Your task is to print every entry below exactly as given.

— BEGIN RECORDED INFORMATION —

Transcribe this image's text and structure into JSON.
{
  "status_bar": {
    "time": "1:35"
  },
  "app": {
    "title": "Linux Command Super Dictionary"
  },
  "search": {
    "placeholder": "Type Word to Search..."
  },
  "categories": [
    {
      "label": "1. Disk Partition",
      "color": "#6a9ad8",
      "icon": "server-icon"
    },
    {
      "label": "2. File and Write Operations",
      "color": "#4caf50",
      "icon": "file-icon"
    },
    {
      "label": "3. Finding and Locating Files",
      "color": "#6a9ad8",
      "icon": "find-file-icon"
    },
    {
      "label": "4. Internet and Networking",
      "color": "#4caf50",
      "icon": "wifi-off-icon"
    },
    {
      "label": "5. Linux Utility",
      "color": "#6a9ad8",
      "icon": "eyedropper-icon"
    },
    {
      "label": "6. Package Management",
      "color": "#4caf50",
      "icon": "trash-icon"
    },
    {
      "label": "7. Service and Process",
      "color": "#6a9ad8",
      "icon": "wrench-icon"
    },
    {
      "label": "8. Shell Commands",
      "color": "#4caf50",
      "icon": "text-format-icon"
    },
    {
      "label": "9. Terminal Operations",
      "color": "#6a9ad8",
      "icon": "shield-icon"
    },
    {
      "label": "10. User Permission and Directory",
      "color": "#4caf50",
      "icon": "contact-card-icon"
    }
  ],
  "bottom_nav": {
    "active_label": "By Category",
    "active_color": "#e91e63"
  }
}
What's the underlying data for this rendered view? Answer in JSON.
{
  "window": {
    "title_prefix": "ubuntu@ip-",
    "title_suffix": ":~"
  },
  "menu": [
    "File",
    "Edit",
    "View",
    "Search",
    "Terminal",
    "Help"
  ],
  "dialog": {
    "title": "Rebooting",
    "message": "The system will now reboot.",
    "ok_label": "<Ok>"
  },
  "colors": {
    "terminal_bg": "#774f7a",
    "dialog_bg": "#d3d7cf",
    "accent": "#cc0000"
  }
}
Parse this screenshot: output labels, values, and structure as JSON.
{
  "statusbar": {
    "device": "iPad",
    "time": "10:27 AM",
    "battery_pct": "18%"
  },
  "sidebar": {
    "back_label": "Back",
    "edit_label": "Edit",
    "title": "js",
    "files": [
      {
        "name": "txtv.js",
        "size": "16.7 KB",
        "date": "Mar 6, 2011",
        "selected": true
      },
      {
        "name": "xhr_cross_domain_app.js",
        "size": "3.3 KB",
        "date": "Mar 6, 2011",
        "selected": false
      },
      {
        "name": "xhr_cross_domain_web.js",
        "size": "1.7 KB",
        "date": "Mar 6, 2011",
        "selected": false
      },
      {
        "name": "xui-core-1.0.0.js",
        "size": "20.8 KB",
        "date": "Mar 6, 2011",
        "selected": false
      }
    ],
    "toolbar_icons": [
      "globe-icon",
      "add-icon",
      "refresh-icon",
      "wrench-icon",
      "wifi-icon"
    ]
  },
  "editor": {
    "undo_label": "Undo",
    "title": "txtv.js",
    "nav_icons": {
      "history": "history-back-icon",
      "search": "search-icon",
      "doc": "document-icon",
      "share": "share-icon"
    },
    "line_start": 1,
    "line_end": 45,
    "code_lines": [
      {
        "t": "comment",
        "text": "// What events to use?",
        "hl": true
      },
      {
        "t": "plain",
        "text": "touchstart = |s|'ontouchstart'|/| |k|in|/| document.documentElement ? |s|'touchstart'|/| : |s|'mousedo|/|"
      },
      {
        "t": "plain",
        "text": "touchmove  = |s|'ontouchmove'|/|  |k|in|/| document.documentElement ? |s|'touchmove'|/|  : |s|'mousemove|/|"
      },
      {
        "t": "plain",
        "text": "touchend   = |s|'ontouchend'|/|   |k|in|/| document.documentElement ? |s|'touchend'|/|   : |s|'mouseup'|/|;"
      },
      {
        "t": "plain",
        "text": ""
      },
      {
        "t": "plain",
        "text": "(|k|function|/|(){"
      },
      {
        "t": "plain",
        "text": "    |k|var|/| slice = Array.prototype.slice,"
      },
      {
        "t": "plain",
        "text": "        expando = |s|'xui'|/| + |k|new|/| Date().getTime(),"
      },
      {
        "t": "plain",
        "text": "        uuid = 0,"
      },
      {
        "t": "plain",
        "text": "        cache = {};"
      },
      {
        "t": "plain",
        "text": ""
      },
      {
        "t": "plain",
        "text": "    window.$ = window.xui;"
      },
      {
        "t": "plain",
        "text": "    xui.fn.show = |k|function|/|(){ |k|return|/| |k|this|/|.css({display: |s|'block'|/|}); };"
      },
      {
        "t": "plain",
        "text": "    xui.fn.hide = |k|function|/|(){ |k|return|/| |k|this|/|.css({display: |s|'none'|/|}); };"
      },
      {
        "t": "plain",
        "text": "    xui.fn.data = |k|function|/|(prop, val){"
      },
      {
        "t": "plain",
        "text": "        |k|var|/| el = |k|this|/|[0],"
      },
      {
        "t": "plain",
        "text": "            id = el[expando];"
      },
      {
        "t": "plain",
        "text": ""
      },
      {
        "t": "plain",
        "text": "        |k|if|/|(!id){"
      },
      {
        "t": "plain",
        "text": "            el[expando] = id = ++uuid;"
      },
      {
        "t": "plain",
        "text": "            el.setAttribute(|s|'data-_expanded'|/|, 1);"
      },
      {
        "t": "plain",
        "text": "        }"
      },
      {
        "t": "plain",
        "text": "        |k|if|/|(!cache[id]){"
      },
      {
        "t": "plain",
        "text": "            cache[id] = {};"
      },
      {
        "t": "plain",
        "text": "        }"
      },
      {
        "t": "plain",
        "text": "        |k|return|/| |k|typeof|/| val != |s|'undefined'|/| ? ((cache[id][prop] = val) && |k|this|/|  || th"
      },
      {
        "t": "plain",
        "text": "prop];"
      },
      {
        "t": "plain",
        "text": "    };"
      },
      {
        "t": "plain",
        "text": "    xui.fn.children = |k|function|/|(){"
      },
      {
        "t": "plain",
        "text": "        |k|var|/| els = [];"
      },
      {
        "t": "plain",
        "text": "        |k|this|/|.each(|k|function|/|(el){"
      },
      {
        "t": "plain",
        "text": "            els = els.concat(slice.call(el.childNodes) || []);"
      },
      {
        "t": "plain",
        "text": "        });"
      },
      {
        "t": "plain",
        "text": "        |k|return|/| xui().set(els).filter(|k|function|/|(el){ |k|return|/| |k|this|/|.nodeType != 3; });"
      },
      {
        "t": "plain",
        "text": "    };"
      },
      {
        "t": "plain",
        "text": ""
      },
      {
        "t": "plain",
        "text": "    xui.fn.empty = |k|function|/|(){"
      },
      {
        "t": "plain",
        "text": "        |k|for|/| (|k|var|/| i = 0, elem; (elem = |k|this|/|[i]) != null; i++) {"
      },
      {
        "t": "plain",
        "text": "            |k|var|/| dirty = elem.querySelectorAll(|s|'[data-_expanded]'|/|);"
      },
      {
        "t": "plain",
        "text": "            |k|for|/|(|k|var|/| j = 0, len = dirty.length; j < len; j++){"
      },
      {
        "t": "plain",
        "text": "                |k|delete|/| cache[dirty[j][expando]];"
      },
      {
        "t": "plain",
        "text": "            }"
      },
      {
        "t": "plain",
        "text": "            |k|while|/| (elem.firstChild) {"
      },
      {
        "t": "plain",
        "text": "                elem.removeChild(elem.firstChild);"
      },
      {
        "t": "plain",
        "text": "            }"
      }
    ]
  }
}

— END RECORDED INFORMATION —

THE ANSWER
Transcribe this image's text and structure into JSON.
{
  "status_bar": {
    "time": "1:35"
  },
  "app": {
    "title": "Linux Command Super Dictionary"
  },
  "search": {
    "placeholder": "Type Word to Search..."
  },
  "categories": [
    {
      "label": "1. Disk Partition",
      "color": "#6a9ad8",
      "icon": "server-icon"
    },
    {
      "label": "2. File and Write Operations",
      "color": "#4caf50",
      "icon": "file-icon"
    },
    {
      "label": "3. Finding and Locating Files",
      "color": "#6a9ad8",
      "icon": "find-file-icon"
    },
    {
      "label": "4. Internet and Networking",
      "color": "#4caf50",
      "icon": "wifi-off-icon"
    },
    {
      "label": "5. Linux Utility",
      "color": "#6a9ad8",
      "icon": "eyedropper-icon"
    },
    {
      "label": "6. Package Management",
      "color": "#4caf50",
      "icon": "trash-icon"
    },
    {
      "label": "7. Service and Process",
      "color": "#6a9ad8",
      "icon": "wrench-icon"
    },
    {
      "label": "8. Shell Commands",
      "color": "#4caf50",
      "icon": "text-format-icon"
    },
    {
      "label": "9. Terminal Operations",
      "color": "#6a9ad8",
      "icon": "shield-icon"
    },
    {
      "label": "10. User Permission and Directory",
      "color": "#4caf50",
      "icon": "contact-card-icon"
    }
  ],
  "bottom_nav": {
    "active_label": "By Category",
    "active_color": "#e91e63"
  }
}
What's the underlying data for this rendered view? Answer in JSON.
{
  "window": {
    "title_prefix": "ubuntu@ip-",
    "title_suffix": ":~"
  },
  "menu": [
    "File",
    "Edit",
    "View",
    "Search",
    "Terminal",
    "Help"
  ],
  "dialog": {
    "title": "Rebooting",
    "message": "The system will now reboot.",
    "ok_label": "<Ok>"
  },
  "colors": {
    "terminal_bg": "#774f7a",
    "dialog_bg": "#d3d7cf",
    "accent": "#cc0000"
  }
}
Parse this screenshot: output labels, values, and structure as JSON.
{
  "statusbar": {
    "device": "iPad",
    "time": "10:27 AM",
    "battery_pct": "18%"
  },
  "sidebar": {
    "back_label": "Back",
    "edit_label": "Edit",
    "title": "js",
    "files": [
      {
        "name": "txtv.js",
        "size": "16.7 KB",
        "date": "Mar 6, 2011",
        "selected": true
      },
      {
        "name": "xhr_cross_domain_app.js",
        "size": "3.3 KB",
        "date": "Mar 6, 2011",
        "selected": false
      },
      {
        "name": "xhr_cross_domain_web.js",
        "size": "1.7 KB",
        "date": "Mar 6, 2011",
        "selected": false
      },
      {
        "name": "xui-core-1.0.0.js",
        "size": "20.8 KB",
        "date": "Mar 6, 2011",
        "selected": false
      }
    ],
    "toolbar_icons": [
      "globe-icon",
      "add-icon",
      "refresh-icon",
      "wrench-icon",
      "wifi-icon"
    ]
  },
  "editor": {
    "undo_label": "Undo",
    "title": "txtv.js",
    "nav_icons": {
      "history": "history-back-icon",
      "search": "search-icon",
      "doc": "document-icon",
      "share": "share-icon"
    },
    "line_start": 1,
    "line_end": 45,
    "code_lines": [
      {
        "t": "comment",
        "text": "// What events to use?",
        "hl": true
      },
      {
        "t": "plain",
        "text": "touchstart = |s|'ontouchstart'|/| |k|in|/| document.documentElement ? |s|'touchstart'|/| : |s|'mousedo|/|"
      },
      {
        "t": "plain",
        "text": "touchmove  = |s|'ontouchmove'|/|  |k|in|/| document.documentElement ? |s|'touchmove'|/|  : |s|'mousemove|/|"
      },
      {
        "t": "plain",
        "text": "touchend   = |s|'ontouchend'|/|   |k|in|/| document.documentElement ? |s|'touchend'|/|   : |s|'mouseup'|/|;"
      },
      {
        "t": "plain",
        "text": ""
      },
      {
        "t": "plain",
        "text": "(|k|function|/|(){"
      },
      {
        "t": "plain",
        "text": "    |k|var|/| slice = Array.prototype.slice,"
      },
      {
        "t": "plain",
        "text": "        expando = |s|'xui'|/| + |k|new|/| Date().getTime(),"
      },
      {
        "t": "plain",
        "text": "        uuid = 0,"
      },
      {
        "t": "plain",
        "text": "        cache = {};"
      },
      {
        "t": "plain",
        "text": ""
      },
      {
        "t": "plain",
        "text": "    window.$ = window.xui;"
      },
      {
        "t": "plain",
        "text": "    xui.fn.show = |k|function|/|(){ |k|return|/| |k|this|/|.css({display: |s|'block'|/|}); };"
      },
      {
        "t": "plain",
        "text": "    xui.fn.hide = |k|function|/|(){ |k|return|/| |k|this|/|.css({display: |s|'none'|/|}); };"
      },
      {
        "t": "plain",
        "text": "    xui.fn.data = |k|function|/|(prop, val){"
      },
      {
        "t": "plain",
        "text": "        |k|var|/| el = |k|this|/|[0],"
      },
      {
        "t": "plain",
        "text": "            id = el[expando];"
      },
      {
        "t": "plain",
        "text": ""
      },
      {
        "t": "plain",
        "text": "        |k|if|/|(!id){"
      },
      {
        "t": "plain",
        "text": "            el[expando] = id = ++uuid;"
      },
      {
        "t": "plain",
        "text": "            el.setAttribute(|s|'data-_expanded'|/|, 1);"
      },
      {
        "t": "plain",
        "text": "        }"
      },
      {
        "t": "plain",
        "text": "        |k|if|/|(!cache[id]){"
      },
      {
        "t": "plain",
        "text": "            cache[id] = {};"
      },
      {
        "t": "plain",
        "text": "        }"
      },
      {
        "t": "plain",
        "text": "        |k|return|/| |k|typeof|/| val != |s|'undefined'|/| ? ((cache[id][prop] = val) && |k|this|/|  || th"
      },
      {
        "t": "plain",
        "text": "prop];"
      },
      {
        "t": "plain",
        "text": "    };"
      },
      {
        "t": "plain",
        "text": "    xui.fn.children = |k|function|/|(){"
      },
      {
        "t": "plain",
        "text": "        |k|var|/| els = [];"
      },
      {
        "t": "plain",
        "text": "        |k|this|/|.each(|k|function|/|(el){"
      },
      {
        "t": "plain",
        "text": "            els = els.concat(slice.call(el.childNodes) || []);"
      },
      {
        "t": "plain",
        "text": "        });"
      },
      {
        "t": "plain",
        "text": "        |k|return|/| xui().set(els).filter(|k|function|/|(el){ |k|return|/| |k|this|/|.nodeType != 3; });"
      },
      {
        "t": "plain",
        "text": "    };"
      },
      {
        "t": "plain",
        "text": ""
      },
      {
        "t": "plain",
        "text": "    xui.fn.empty = |k|function|/|(){"
      },
      {
        "t": "plain",
        "text": "        |k|for|/| (|k|var|/| i = 0, elem; (elem = |k|this|/|[i]) != null; i++) {"
      },
      {
        "t": "plain",
        "text": "            |k|var|/| dirty = elem.querySelectorAll(|s|'[data-_expanded]'|/|);"
      },
      {
        "t": "plain",
        "text": "            |k|for|/|(|k|var|/| j = 0, len = dirty.length; j < len; j++){"
      },
      {
        "t": "plain",
        "text": "                |k|delete|/| cache[dirty[j][expando]];"
      },
      {
        "t": "plain",
        "text": "            }"
      },
      {
        "t": "plain",
        "text": "            |k|while|/| (elem.firstChild) {"
      },
      {
        "t": "plain",
        "text": "                elem.removeChild(elem.firstChild);"
      },
      {
        "t": "plain",
        "text": "            }"
      }
    ]
  }
}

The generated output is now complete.